[[ INPUT FOR THIS TASK open ]]

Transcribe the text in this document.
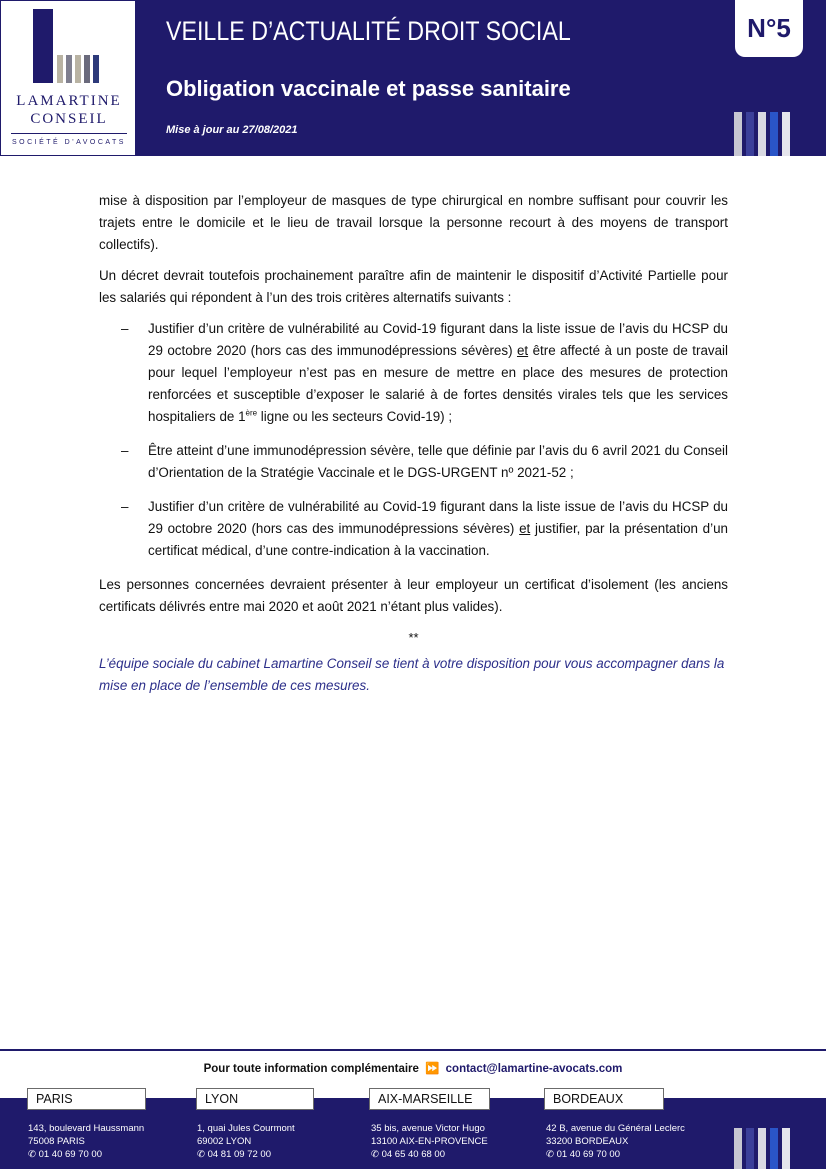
LAMARTINE
CONSEIL
SOCIÉTÉ D'AVOCATS
VEILLE D’ACTUALITÉ DROIT SOCIAL
Obligation vaccinale et passe sanitaire
Mise à jour au 27/08/2021
N°5

mise à disposition par l’employeur de masques de type chirurgical en nombre suffisant pour couvrir les trajets entre le domicile et le lieu de travail lorsque la personne recourt à des moyens de transport collectifs).

Un décret devrait toutefois prochainement paraître afin de maintenir le dispositif d’Activité Partielle pour les salariés qui répondent à l’un des trois critères alternatifs suivants :

– Justifier d’un critère de vulnérabilité au Covid-19 figurant dans la liste issue de l’avis du HCSP du 29 octobre 2020 (hors cas des immunodépressions sévères) et être affecté à un poste de travail pour lequel l’employeur n’est pas en mesure de mettre en place des mesures de protection renforcées et susceptible d’exposer le salarié à de fortes densités virales tels que les services hospitaliers de 1ère ligne ou les secteurs Covid-19) ;
– Être atteint d’une immunodépression sévère, telle que définie par l’avis du 6 avril 2021 du Conseil d’Orientation de la Stratégie Vaccinale et le DGS-URGENT nº 2021-52 ;
– Justifier d’un critère de vulnérabilité au Covid-19 figurant dans la liste issue de l’avis du HCSP du 29 octobre 2020 (hors cas des immunodépressions sévères) et justifier, par la présentation d’un certificat médical, d’une contre-indication à la vaccination.

Les personnes concernées devraient présenter à leur employeur un certificat d’isolement (les anciens certificats délivrés entre mai 2020 et août 2021 n’étant plus valides).

**

L’équipe sociale du cabinet Lamartine Conseil se tient à votre disposition pour vous accompagner dans la mise en place de l’ensemble de ces mesures.

Pour toute information complémentaire ⏩ contact@lamartine-avocats.com
PARIS
143, boulevard Haussmann
75008 PARIS
✆ 01 40 69 70 00
LYON
1, quai Jules Courmont
69002 LYON
✆ 04 81 09 72 00
AIX-MARSEILLE
35 bis, avenue Victor Hugo
13100 AIX-EN-PROVENCE
✆ 04 65 40 68 00
BORDEAUX
42 B, avenue du Général Leclerc
33200 BORDEAUX
✆ 01 40 69 70 00
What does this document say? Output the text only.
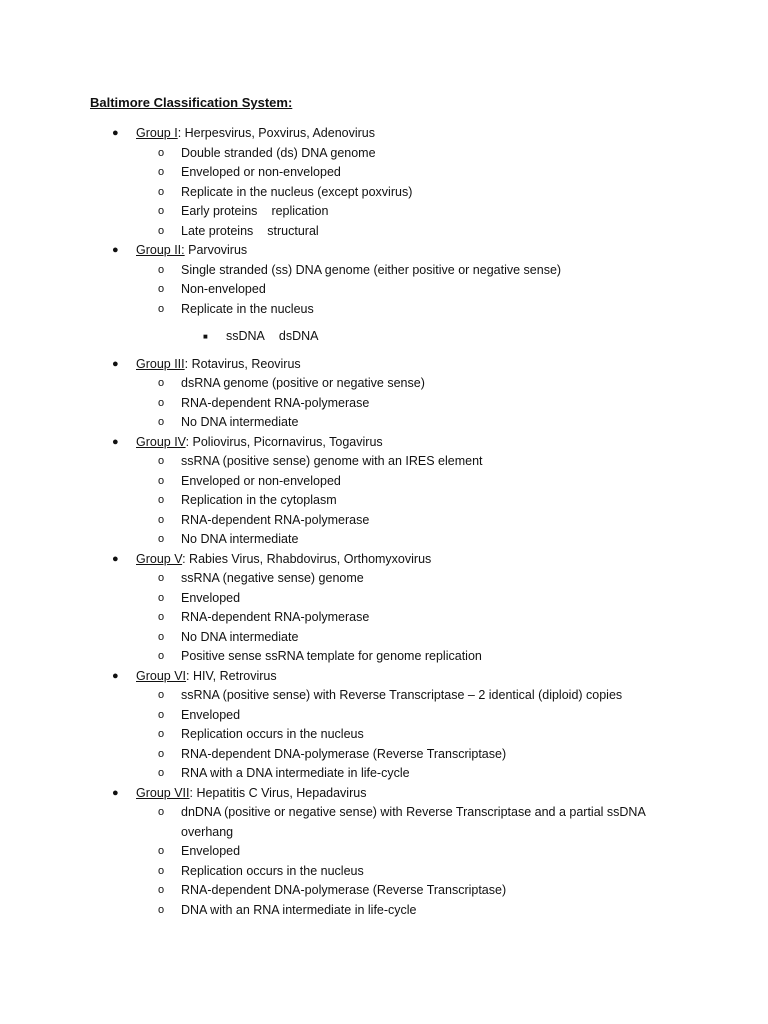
Baltimore Classification System:
● Group I: Herpesvirus, Poxvirus, Adenovirus
o Double stranded (ds) DNA genome
o Enveloped or non-enveloped
o Replicate in the nucleus (except poxvirus)
o Early proteins replication
o Late proteins structural
● Group II: Parvovirus
o Single stranded (ss) DNA genome (either positive or negative sense)
o Non-enveloped
o Replicate in the nucleus
■ ssDNA dsDNA
● Group III: Rotavirus, Reovirus
o dsRNA genome (positive or negative sense)
o RNA-dependent RNA-polymerase
o No DNA intermediate
● Group IV: Poliovirus, Picornavirus, Togavirus
o ssRNA (positive sense) genome with an IRES element
o Enveloped or non-enveloped
o Replication in the cytoplasm
o RNA-dependent RNA-polymerase
o No DNA intermediate
● Group V: Rabies Virus, Rhabdovirus, Orthomyxovirus
o ssRNA (negative sense) genome
o Enveloped
o RNA-dependent RNA-polymerase
o No DNA intermediate
o Positive sense ssRNA template for genome replication
● Group VI: HIV, Retrovirus
o ssRNA (positive sense) with Reverse Transcriptase – 2 identical (diploid) copies
o Enveloped
o Replication occurs in the nucleus
o RNA-dependent DNA-polymerase (Reverse Transcriptase)
o RNA with a DNA intermediate in life-cycle
● Group VII: Hepatitis C Virus, Hepadavirus
o dnDNA (positive or negative sense) with Reverse Transcriptase and a partial ssDNA
overhang
o Enveloped
o Replication occurs in the nucleus
o RNA-dependent DNA-polymerase (Reverse Transcriptase)
o DNA with an RNA intermediate in life-cycle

[[ INPUT FOR THIS TASK closed ]]

WORK INSTRUCTION:
Would you retype each line above exactly and skip every image?

RESPONSE AREA:
Transcribe the text in this document.
LAMARTINE
CONSEIL
SOCIÉTÉ D'AVOCATS
VEILLE D’ACTUALITÉ DROIT SOCIAL
Obligation vaccinale et passe sanitaire
Mise à jour au 27/08/2021
N°5

mise à disposition par l’employeur de masques de type chirurgical en nombre suffisant pour couvrir les trajets entre le domicile et le lieu de travail lorsque la personne recourt à des moyens de transport collectifs).

Un décret devrait toutefois prochainement paraître afin de maintenir le dispositif d’Activité Partielle pour les salariés qui répondent à l’un des trois critères alternatifs suivants :

– Justifier d’un critère de vulnérabilité au Covid-19 figurant dans la liste issue de l’avis du HCSP du 29 octobre 2020 (hors cas des immunodépressions sévères) et être affecté à un poste de travail pour lequel l’employeur n’est pas en mesure de mettre en place des mesures de protection renforcées et susceptible d’exposer le salarié à de fortes densités virales tels que les services hospitaliers de 1ère ligne ou les secteurs Covid-19) ;
– Être atteint d’une immunodépression sévère, telle que définie par l’avis du 6 avril 2021 du Conseil d’Orientation de la Stratégie Vaccinale et le DGS-URGENT nº 2021-52 ;
– Justifier d’un critère de vulnérabilité au Covid-19 figurant dans la liste issue de l’avis du HCSP du 29 octobre 2020 (hors cas des immunodépressions sévères) et justifier, par la présentation d’un certificat médical, d’une contre-indication à la vaccination.

Les personnes concernées devraient présenter à leur employeur un certificat d’isolement (les anciens certificats délivrés entre mai 2020 et août 2021 n’étant plus valides).

**

L’équipe sociale du cabinet Lamartine Conseil se tient à votre disposition pour vous accompagner dans la mise en place de l’ensemble de ces mesures.

Pour toute information complémentaire ⏩ contact@lamartine-avocats.com
PARIS
143, boulevard Haussmann
75008 PARIS
✆ 01 40 69 70 00
LYON
1, quai Jules Courmont
69002 LYON
✆ 04 81 09 72 00
AIX-MARSEILLE
35 bis, avenue Victor Hugo
13100 AIX-EN-PROVENCE
✆ 04 65 40 68 00
BORDEAUX
42 B, avenue du Général Leclerc
33200 BORDEAUX
✆ 01 40 69 70 00
What does this document say? Output the text only.
Baltimore Classification System:
● Group I: Herpesvirus, Poxvirus, Adenovirus
o Double stranded (ds) DNA genome
o Enveloped or non-enveloped
o Replicate in the nucleus (except poxvirus)
o Early proteins replication
o Late proteins structural
● Group II: Parvovirus
o Single stranded (ss) DNA genome (either positive or negative sense)
o Non-enveloped
o Replicate in the nucleus
■ ssDNA dsDNA
● Group III: Rotavirus, Reovirus
o dsRNA genome (positive or negative sense)
o RNA-dependent RNA-polymerase
o No DNA intermediate
● Group IV: Poliovirus, Picornavirus, Togavirus
o ssRNA (positive sense) genome with an IRES element
o Enveloped or non-enveloped
o Replication in the cytoplasm
o RNA-dependent RNA-polymerase
o No DNA intermediate
● Group V: Rabies Virus, Rhabdovirus, Orthomyxovirus
o ssRNA (negative sense) genome
o Enveloped
o RNA-dependent RNA-polymerase
o No DNA intermediate
o Positive sense ssRNA template for genome replication
● Group VI: HIV, Retrovirus
o ssRNA (positive sense) with Reverse Transcriptase – 2 identical (diploid) copies
o Enveloped
o Replication occurs in the nucleus
o RNA-dependent DNA-polymerase (Reverse Transcriptase)
o RNA with a DNA intermediate in life-cycle
● Group VII: Hepatitis C Virus, Hepadavirus
o dnDNA (positive or negative sense) with Reverse Transcriptase and a partial ssDNA
overhang
o Enveloped
o Replication occurs in the nucleus
o RNA-dependent DNA-polymerase (Reverse Transcriptase)
o DNA with an RNA intermediate in life-cycle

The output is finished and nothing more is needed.